=== Aim of the exercise ===
Give every line of the rows below as a numbered list, omitting blank lines and leaving the pictures out of the answer.
** BEGIN Dataset **
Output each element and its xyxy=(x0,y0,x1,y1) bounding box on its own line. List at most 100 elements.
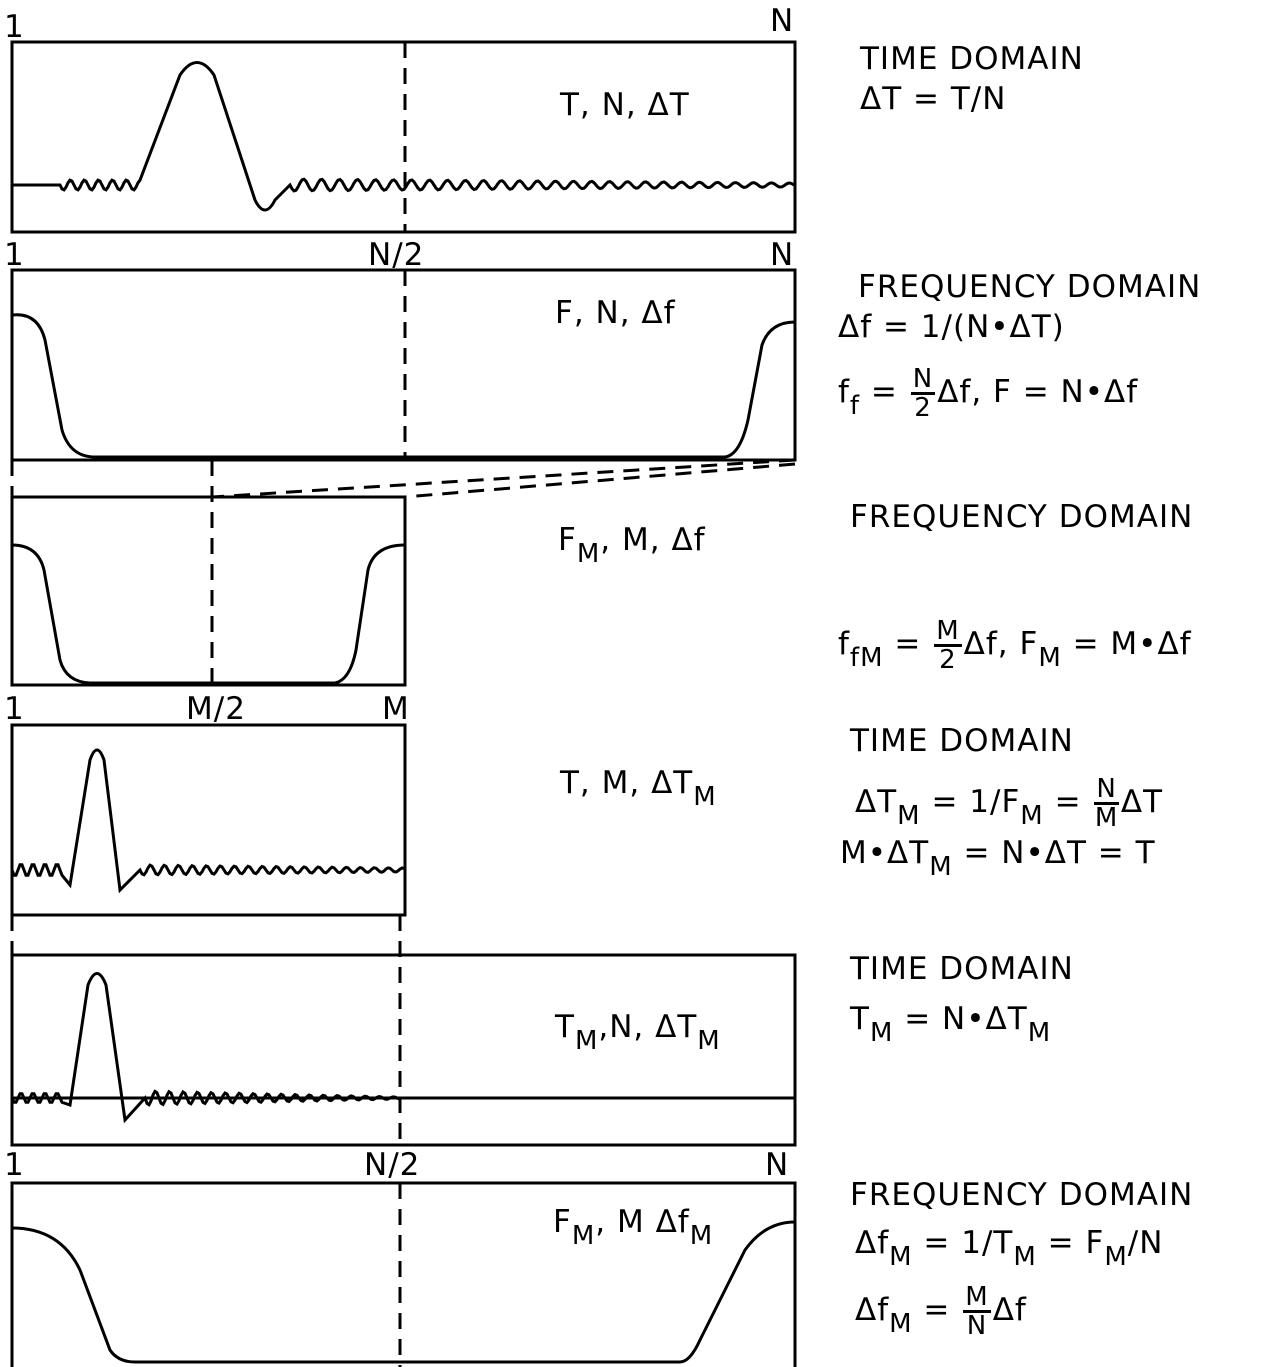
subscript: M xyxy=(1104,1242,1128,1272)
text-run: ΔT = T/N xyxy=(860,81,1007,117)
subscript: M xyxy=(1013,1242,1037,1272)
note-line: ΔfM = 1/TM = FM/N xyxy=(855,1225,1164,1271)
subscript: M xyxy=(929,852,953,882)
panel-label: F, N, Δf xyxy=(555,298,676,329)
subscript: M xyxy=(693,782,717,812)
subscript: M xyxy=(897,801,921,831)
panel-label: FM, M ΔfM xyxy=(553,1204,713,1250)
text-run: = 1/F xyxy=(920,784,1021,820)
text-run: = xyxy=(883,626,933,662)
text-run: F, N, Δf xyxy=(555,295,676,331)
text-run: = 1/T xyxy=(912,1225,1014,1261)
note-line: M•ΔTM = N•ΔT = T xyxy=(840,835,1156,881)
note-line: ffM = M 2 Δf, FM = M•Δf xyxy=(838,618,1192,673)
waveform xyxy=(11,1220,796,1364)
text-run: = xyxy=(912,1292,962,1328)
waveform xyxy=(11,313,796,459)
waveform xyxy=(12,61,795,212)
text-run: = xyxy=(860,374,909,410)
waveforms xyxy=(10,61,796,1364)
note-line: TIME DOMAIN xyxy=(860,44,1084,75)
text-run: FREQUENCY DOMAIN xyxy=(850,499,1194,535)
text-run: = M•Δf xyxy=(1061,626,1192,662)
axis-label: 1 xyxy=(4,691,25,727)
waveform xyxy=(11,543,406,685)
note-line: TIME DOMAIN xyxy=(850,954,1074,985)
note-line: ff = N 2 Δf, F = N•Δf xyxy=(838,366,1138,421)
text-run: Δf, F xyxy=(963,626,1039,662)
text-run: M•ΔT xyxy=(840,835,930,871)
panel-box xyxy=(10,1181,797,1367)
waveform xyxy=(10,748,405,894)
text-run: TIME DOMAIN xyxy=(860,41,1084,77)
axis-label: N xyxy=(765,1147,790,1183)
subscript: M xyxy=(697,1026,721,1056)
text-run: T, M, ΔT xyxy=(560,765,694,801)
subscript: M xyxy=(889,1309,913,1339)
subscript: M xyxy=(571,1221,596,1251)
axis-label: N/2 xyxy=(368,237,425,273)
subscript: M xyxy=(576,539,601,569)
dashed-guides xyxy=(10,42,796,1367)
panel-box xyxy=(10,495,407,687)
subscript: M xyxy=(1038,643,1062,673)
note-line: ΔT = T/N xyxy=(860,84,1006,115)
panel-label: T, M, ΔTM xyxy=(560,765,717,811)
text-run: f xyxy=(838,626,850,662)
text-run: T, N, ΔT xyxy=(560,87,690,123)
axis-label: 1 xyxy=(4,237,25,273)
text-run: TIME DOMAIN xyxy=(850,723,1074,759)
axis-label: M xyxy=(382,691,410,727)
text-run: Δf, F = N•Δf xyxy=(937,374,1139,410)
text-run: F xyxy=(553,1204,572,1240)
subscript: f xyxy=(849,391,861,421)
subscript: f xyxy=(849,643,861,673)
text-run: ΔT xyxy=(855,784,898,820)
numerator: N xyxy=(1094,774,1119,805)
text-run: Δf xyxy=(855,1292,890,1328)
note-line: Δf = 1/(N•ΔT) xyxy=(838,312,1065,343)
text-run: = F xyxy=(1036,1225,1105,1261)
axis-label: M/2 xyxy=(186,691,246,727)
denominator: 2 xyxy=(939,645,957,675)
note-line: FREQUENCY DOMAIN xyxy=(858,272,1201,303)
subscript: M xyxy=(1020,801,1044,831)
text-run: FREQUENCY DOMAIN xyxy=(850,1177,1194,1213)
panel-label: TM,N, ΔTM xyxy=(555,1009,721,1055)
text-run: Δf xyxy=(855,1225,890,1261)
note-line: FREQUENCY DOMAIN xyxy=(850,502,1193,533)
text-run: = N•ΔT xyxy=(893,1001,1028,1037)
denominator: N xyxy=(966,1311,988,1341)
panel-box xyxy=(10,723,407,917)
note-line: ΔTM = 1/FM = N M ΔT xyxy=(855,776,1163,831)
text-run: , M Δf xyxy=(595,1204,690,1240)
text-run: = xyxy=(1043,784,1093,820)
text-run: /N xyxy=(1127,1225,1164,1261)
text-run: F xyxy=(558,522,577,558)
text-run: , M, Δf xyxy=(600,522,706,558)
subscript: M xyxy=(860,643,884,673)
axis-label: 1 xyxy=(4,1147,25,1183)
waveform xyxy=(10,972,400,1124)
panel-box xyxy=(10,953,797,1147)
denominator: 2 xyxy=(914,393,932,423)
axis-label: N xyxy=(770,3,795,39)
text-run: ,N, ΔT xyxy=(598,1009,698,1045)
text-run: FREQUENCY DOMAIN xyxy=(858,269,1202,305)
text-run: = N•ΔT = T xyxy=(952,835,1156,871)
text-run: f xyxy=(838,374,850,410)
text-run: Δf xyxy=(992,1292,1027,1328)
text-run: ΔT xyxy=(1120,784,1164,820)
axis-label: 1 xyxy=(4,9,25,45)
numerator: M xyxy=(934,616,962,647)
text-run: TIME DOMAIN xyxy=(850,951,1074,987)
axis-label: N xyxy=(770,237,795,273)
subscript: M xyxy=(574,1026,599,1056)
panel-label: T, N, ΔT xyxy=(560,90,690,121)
** END Dataset **
=== Task solution ===
1. Output each element and its xyxy=(x0,y0,x1,y1) bounding box on its own line. List at most 100 elements.
2. subscript: M xyxy=(1104,1242,1128,1272)
3. text-run: ΔT = T/N xyxy=(860,81,1007,117)
4. subscript: M xyxy=(1013,1242,1037,1272)
5. note-line: ΔfM = 1/TM = FM/N xyxy=(855,1225,1164,1271)
6. subscript: M xyxy=(929,852,953,882)
7. panel-label: F, N, Δf xyxy=(555,298,676,329)
8. subscript: M xyxy=(693,782,717,812)
9. subscript: M xyxy=(897,801,921,831)
10. panel-label: FM, M ΔfM xyxy=(553,1204,713,1250)
11. text-run: = 1/F xyxy=(920,784,1021,820)
12. text-run: = xyxy=(883,626,933,662)
13. text-run: F, N, Δf xyxy=(555,295,676,331)
14. text-run: = 1/T xyxy=(912,1225,1014,1261)
15. note-line: M•ΔTM = N•ΔT = T xyxy=(840,835,1156,881)
16. note-line: ffM = M 2 Δf, FM = M•Δf xyxy=(838,618,1192,673)
17. waveform xyxy=(11,1220,796,1364)
18. text-run: = xyxy=(912,1292,962,1328)
19. waveform xyxy=(11,313,796,459)
20. waveform xyxy=(12,61,795,212)
21. text-run: = xyxy=(860,374,909,410)
22. waveforms xyxy=(10,61,796,1364)
23. note-line: TIME DOMAIN xyxy=(860,44,1084,75)
24. text-run: FREQUENCY DOMAIN xyxy=(850,499,1194,535)
25. text-run: = M•Δf xyxy=(1061,626,1192,662)
26. axis-label: 1 xyxy=(4,691,25,727)
27. waveform xyxy=(11,543,406,685)
28. note-line: TIME DOMAIN xyxy=(850,954,1074,985)
29. note-line: ff = N 2 Δf, F = N•Δf xyxy=(838,366,1138,421)
30. text-run: Δf, F xyxy=(963,626,1039,662)
31. text-run: M•ΔT xyxy=(840,835,930,871)
32. panel-box xyxy=(10,1181,797,1367)
33. waveform xyxy=(10,748,405,894)
34. text-run: TIME DOMAIN xyxy=(860,41,1084,77)
35. axis-label: N xyxy=(765,1147,790,1183)
36. subscript: M xyxy=(697,1026,721,1056)
37. text-run: T, M, ΔT xyxy=(560,765,694,801)
38. subscript: M xyxy=(889,1309,913,1339)
39. subscript: M xyxy=(571,1221,596,1251)
40. axis-label: N/2 xyxy=(368,237,425,273)
41. subscript: M xyxy=(576,539,601,569)
42. dashed-guides xyxy=(10,42,796,1367)
43. panel-box xyxy=(10,495,407,687)
44. subscript: M xyxy=(1038,643,1062,673)
45. note-line: ΔT = T/N xyxy=(860,84,1006,115)
46. panel-label: T, M, ΔTM xyxy=(560,765,717,811)
47. text-run: f xyxy=(838,626,850,662)
48. text-run: T, N, ΔT xyxy=(560,87,690,123)
49. axis-label: 1 xyxy=(4,237,25,273)
50. text-run: TIME DOMAIN xyxy=(850,723,1074,759)
51. axis-label: M xyxy=(382,691,410,727)
52. text-run: Δf, F = N•Δf xyxy=(937,374,1139,410)
53. text-run: F xyxy=(553,1204,572,1240)
54. subscript: f xyxy=(849,391,861,421)
55. subscript: f xyxy=(849,643,861,673)
56. text-run: ΔT xyxy=(855,784,898,820)
57. numerator: N xyxy=(1094,774,1119,805)
58. text-run: Δf xyxy=(855,1292,890,1328)
59. note-line: Δf = 1/(N•ΔT) xyxy=(838,312,1065,343)
60. text-run: = F xyxy=(1036,1225,1105,1261)
61. axis-label: M/2 xyxy=(186,691,246,727)
62. denominator: 2 xyxy=(939,645,957,675)
63. note-line: FREQUENCY DOMAIN xyxy=(858,272,1201,303)
64. subscript: M xyxy=(1020,801,1044,831)
65. text-run: FREQUENCY DOMAIN xyxy=(850,1177,1194,1213)
66. panel-label: TM,N, ΔTM xyxy=(555,1009,721,1055)
67. text-run: Δf xyxy=(855,1225,890,1261)
68. note-line: FREQUENCY DOMAIN xyxy=(850,502,1193,533)
69. text-run: = N•ΔT xyxy=(893,1001,1028,1037)
70. denominator: N xyxy=(966,1311,988,1341)
71. panel-box xyxy=(10,723,407,917)
72. note-line: ΔTM = 1/FM = N M ΔT xyxy=(855,776,1163,831)
73. text-run: , M Δf xyxy=(595,1204,690,1240)
74. text-run: = xyxy=(1043,784,1093,820)
75. text-run: /N xyxy=(1127,1225,1164,1261)
76. text-run: F xyxy=(558,522,577,558)
77. text-run: , M, Δf xyxy=(600,522,706,558)
78. subscript: M xyxy=(860,643,884,673)
79. axis-label: 1 xyxy=(4,1147,25,1183)
80. waveform xyxy=(10,972,400,1124)
81. panel-box xyxy=(10,953,797,1147)
82. denominator: 2 xyxy=(914,393,932,423)
83. axis-label: N xyxy=(770,3,795,39)
84. text-run: ,N, ΔT xyxy=(598,1009,698,1045)
85. text-run: FREQUENCY DOMAIN xyxy=(858,269,1202,305)
86. text-run: = N•ΔT = T xyxy=(952,835,1156,871)
87. text-run: f xyxy=(838,374,850,410)
88. text-run: Δf xyxy=(992,1292,1027,1328)
89. text-run: ΔT xyxy=(1120,784,1164,820)
90. axis-label: 1 xyxy=(4,9,25,45)
91. numerator: M xyxy=(934,616,962,647)
92. text-run: TIME DOMAIN xyxy=(850,951,1074,987)
93. axis-label: N xyxy=(770,237,795,273)
94. subscript: M xyxy=(574,1026,599,1056)
95. panel-label: T, N, ΔT xyxy=(560,90,690,121)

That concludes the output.